Look at each line of the records and count those with "papá" in them. Please answer with the count alone.

Records supplied:
☆ ☆ ☆ ☆ ☆

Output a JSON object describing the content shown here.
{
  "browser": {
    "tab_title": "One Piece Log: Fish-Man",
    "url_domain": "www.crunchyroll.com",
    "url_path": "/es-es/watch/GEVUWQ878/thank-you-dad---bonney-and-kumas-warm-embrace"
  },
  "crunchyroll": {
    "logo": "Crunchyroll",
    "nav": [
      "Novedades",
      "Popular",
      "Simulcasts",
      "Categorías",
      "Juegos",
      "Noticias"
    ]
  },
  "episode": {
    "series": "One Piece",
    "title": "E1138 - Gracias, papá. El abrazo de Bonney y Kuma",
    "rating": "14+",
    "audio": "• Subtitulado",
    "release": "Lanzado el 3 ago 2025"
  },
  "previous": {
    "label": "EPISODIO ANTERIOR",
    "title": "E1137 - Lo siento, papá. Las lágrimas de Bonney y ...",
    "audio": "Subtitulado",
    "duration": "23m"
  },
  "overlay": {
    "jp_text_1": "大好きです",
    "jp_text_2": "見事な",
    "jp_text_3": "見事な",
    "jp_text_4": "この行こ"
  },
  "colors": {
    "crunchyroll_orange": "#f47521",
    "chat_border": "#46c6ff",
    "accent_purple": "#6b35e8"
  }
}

☆ ☆ ☆ ☆ ☆

Response:
2